Locate the word "life" in the entries below, then gather every line that holds it.

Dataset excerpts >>
####

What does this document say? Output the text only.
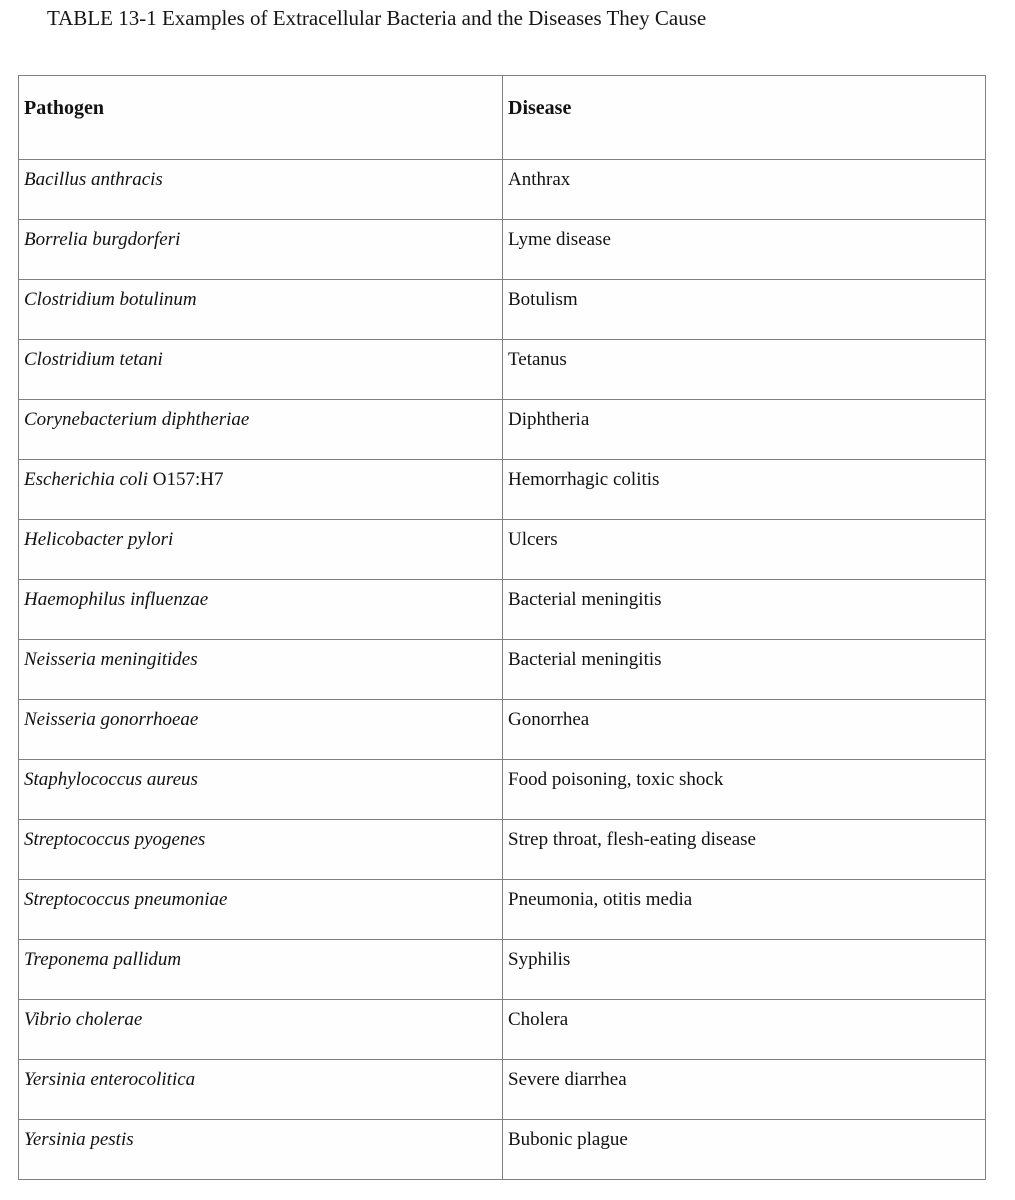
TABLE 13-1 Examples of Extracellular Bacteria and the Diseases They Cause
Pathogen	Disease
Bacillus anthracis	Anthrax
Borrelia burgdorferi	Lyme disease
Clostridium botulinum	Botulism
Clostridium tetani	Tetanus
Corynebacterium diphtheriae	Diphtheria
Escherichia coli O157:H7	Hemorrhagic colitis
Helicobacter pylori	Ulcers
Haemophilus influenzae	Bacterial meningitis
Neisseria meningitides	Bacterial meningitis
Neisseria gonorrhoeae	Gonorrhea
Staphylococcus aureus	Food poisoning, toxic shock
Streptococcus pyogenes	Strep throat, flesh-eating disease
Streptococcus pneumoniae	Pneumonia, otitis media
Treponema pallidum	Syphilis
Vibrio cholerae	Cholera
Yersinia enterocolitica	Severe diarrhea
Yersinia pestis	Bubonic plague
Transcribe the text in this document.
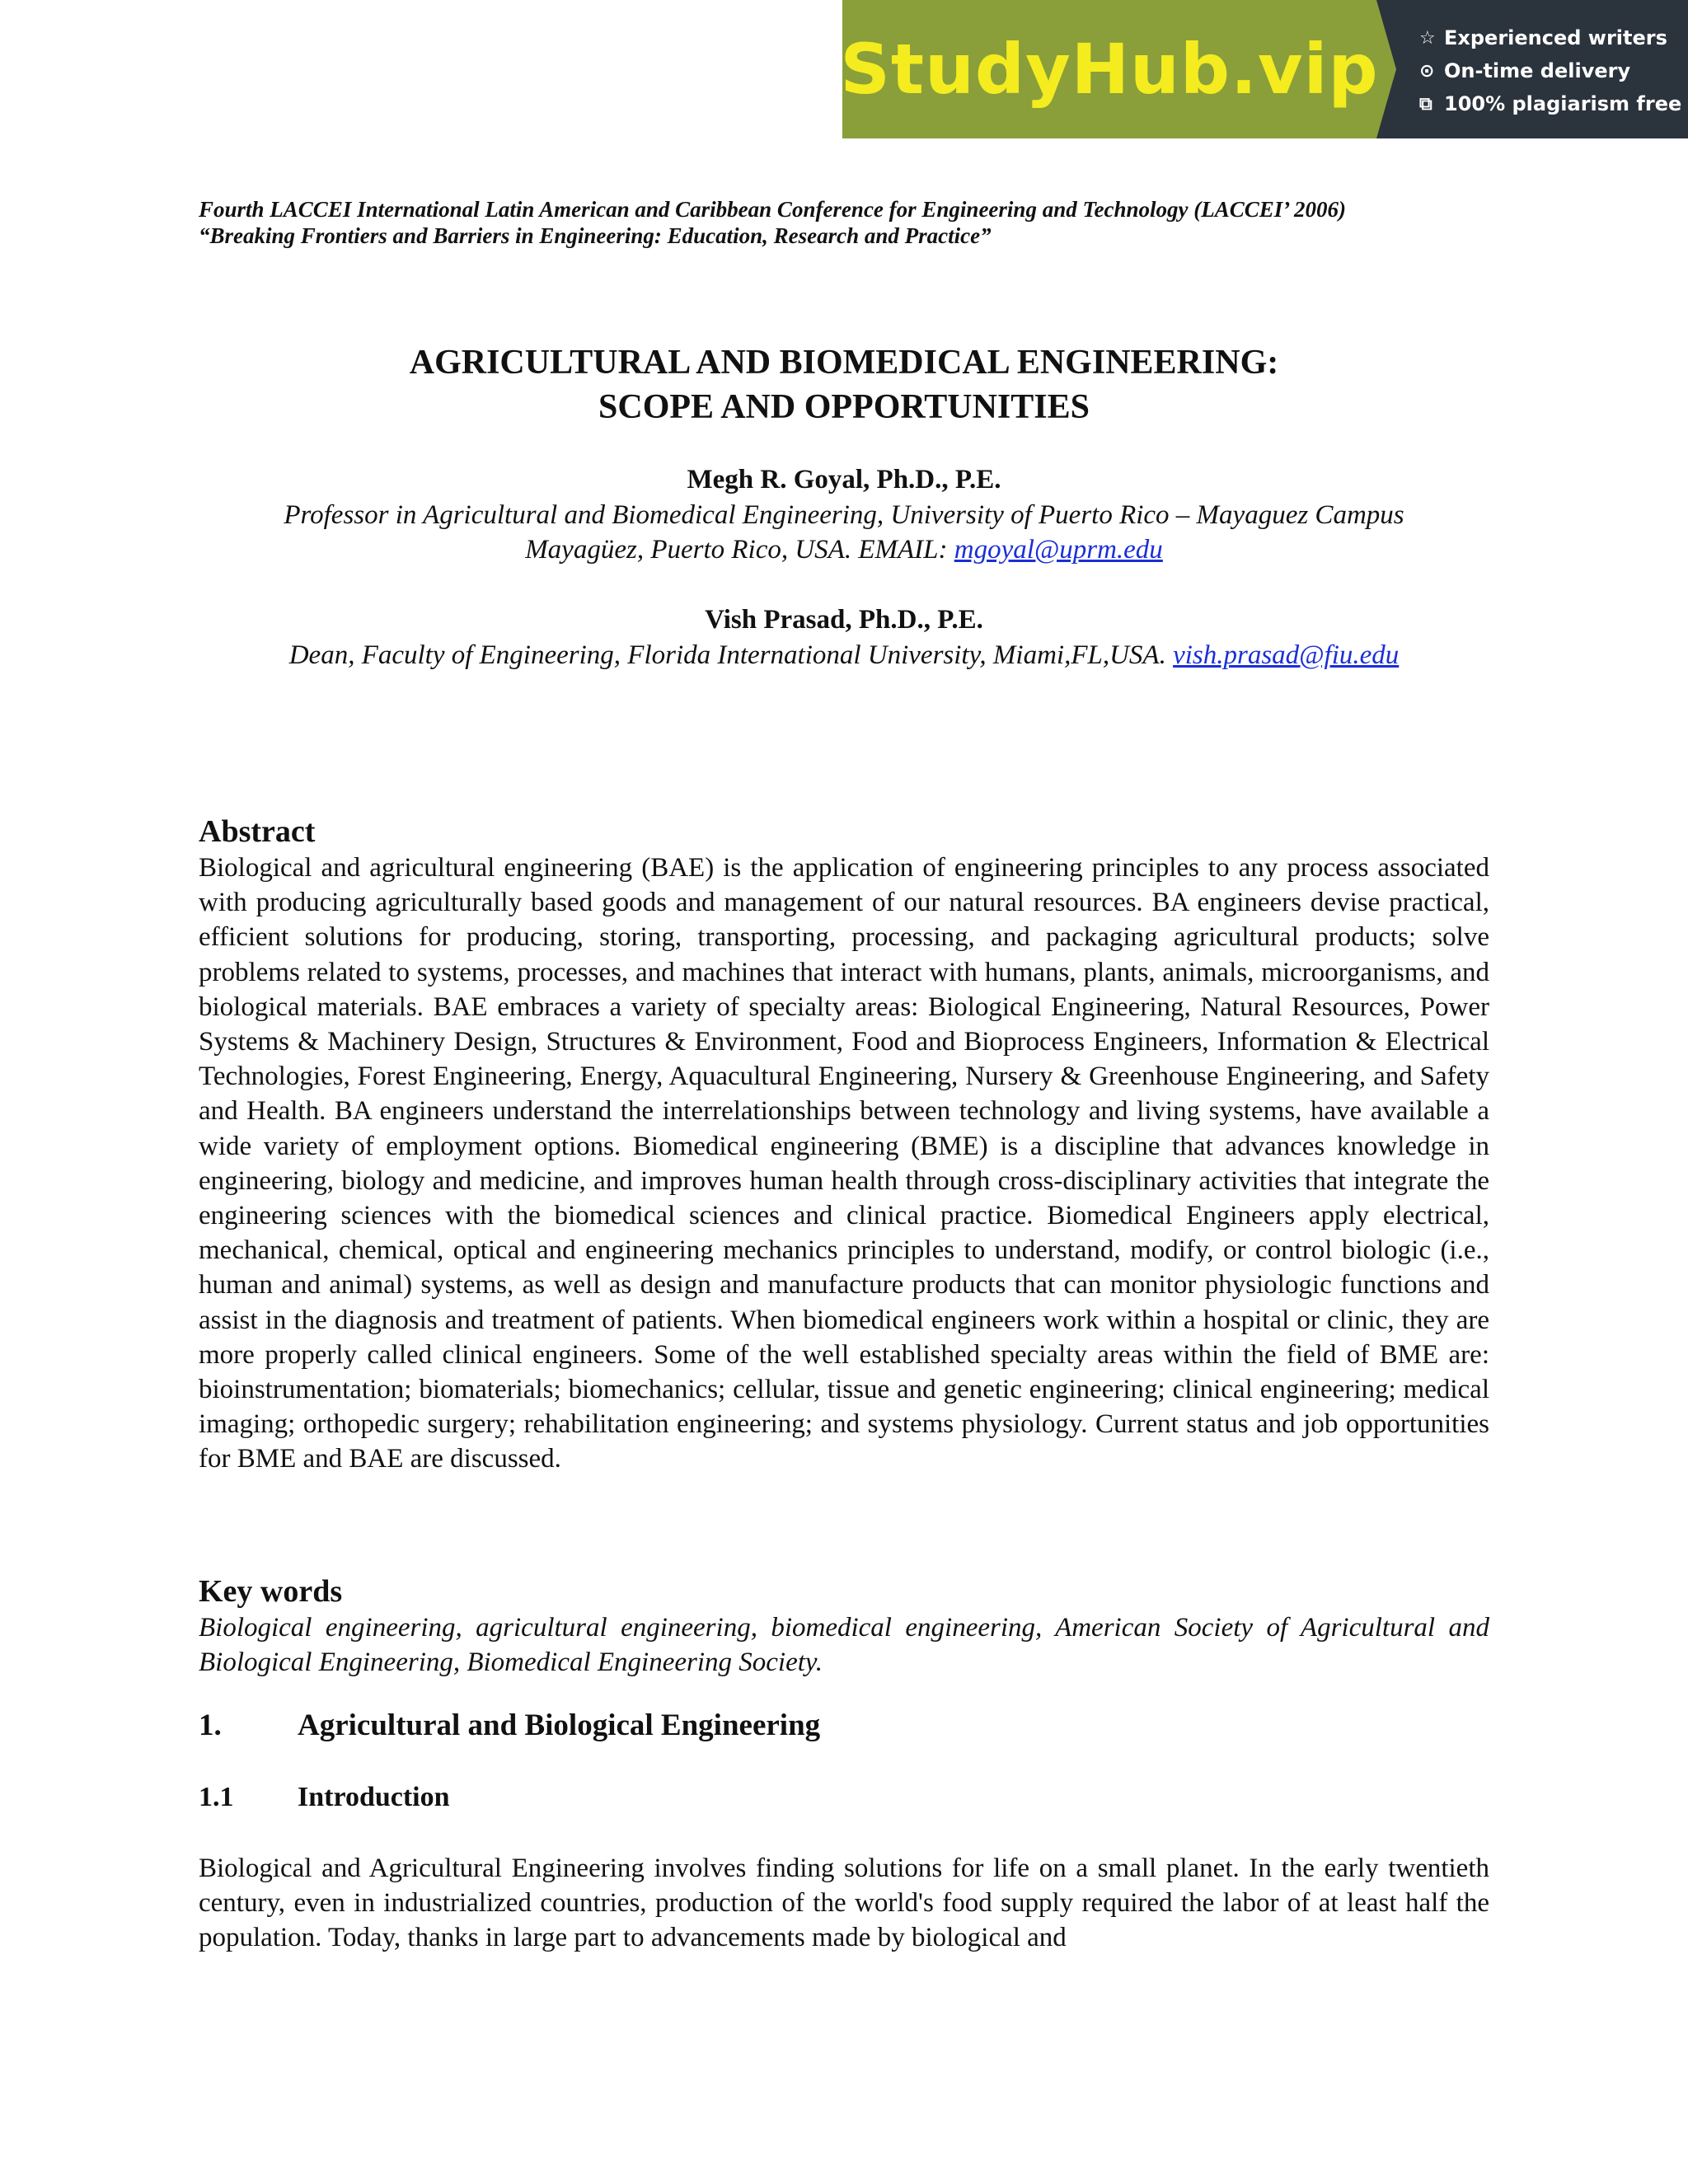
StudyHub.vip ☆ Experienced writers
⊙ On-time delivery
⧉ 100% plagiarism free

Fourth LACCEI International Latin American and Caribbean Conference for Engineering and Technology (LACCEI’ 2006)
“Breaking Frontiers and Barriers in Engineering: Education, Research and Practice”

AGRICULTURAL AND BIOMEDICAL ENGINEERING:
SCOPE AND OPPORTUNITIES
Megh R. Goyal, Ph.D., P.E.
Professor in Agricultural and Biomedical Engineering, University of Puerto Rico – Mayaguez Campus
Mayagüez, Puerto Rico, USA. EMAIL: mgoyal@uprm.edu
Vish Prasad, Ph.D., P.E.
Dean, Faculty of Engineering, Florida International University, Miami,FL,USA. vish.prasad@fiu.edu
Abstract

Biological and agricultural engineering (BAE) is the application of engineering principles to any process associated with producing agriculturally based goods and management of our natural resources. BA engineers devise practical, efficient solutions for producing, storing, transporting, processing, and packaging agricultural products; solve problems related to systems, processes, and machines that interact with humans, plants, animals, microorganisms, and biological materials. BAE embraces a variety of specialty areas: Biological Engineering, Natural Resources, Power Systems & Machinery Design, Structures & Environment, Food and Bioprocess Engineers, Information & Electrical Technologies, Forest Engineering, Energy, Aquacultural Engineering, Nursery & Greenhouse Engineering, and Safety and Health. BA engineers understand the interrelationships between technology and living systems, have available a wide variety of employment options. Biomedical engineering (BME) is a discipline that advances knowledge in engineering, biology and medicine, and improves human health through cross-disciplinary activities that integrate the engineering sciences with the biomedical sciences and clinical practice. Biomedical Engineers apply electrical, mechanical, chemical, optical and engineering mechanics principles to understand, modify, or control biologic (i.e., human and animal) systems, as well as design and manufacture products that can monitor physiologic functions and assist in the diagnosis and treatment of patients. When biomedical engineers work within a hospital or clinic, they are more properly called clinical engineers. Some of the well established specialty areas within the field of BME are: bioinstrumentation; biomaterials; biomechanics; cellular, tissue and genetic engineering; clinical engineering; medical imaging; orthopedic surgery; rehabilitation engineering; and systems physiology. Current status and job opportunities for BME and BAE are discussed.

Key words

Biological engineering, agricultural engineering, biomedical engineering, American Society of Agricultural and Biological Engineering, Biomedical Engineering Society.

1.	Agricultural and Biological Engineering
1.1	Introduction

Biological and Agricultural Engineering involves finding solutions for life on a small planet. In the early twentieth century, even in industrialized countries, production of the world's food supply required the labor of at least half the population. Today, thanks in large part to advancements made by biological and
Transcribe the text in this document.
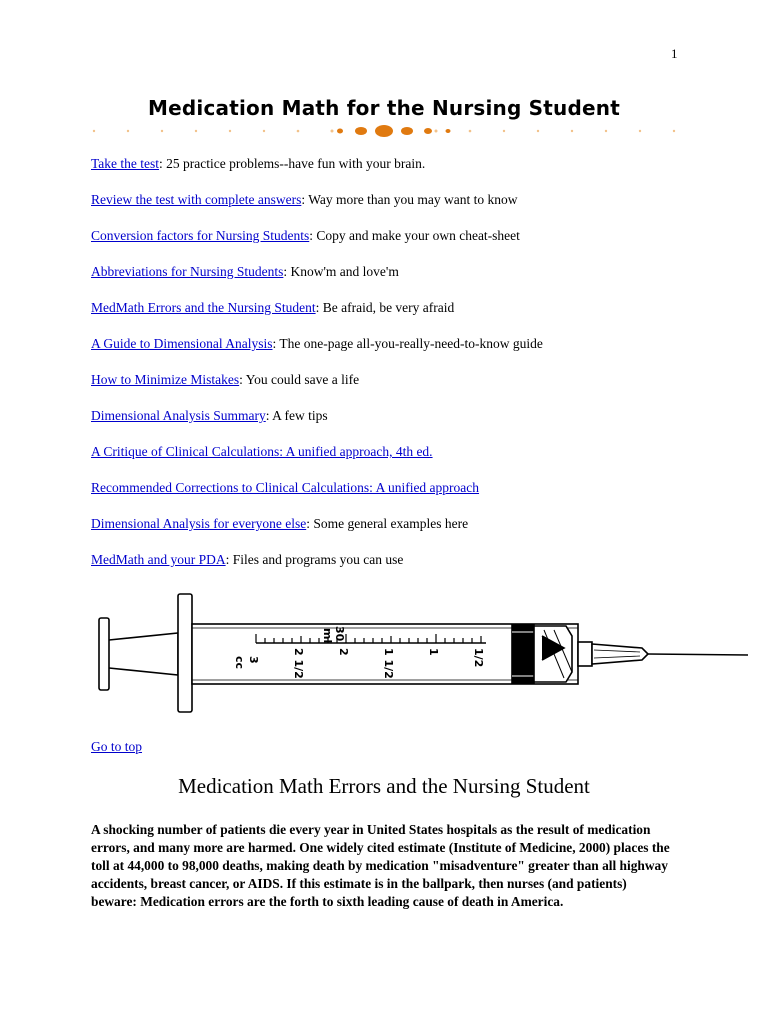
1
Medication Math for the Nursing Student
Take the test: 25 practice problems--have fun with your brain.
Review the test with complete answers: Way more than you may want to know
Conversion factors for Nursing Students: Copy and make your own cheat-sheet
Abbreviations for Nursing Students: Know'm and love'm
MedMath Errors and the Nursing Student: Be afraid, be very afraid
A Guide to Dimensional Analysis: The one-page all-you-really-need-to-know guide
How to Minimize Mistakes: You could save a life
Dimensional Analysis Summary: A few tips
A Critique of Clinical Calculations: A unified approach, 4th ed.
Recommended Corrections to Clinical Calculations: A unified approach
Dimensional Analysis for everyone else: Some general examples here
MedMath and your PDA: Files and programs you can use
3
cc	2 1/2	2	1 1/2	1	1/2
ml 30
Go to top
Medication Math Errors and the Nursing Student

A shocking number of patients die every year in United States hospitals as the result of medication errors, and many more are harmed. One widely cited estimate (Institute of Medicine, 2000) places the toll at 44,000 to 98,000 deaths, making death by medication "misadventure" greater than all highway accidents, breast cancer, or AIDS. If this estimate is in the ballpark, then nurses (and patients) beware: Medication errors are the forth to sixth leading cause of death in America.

####

RESULT OF THE EXERCISE >>
Biological and Agricultural Engineering involves finding solutions for life on a small planet. In the early twentieth century, even in industrialized countries, production of the world's food supply required the labor of at least half the population. Today, thanks in large part to advancements made by biological and
How to Minimize Mistakes: You could save a life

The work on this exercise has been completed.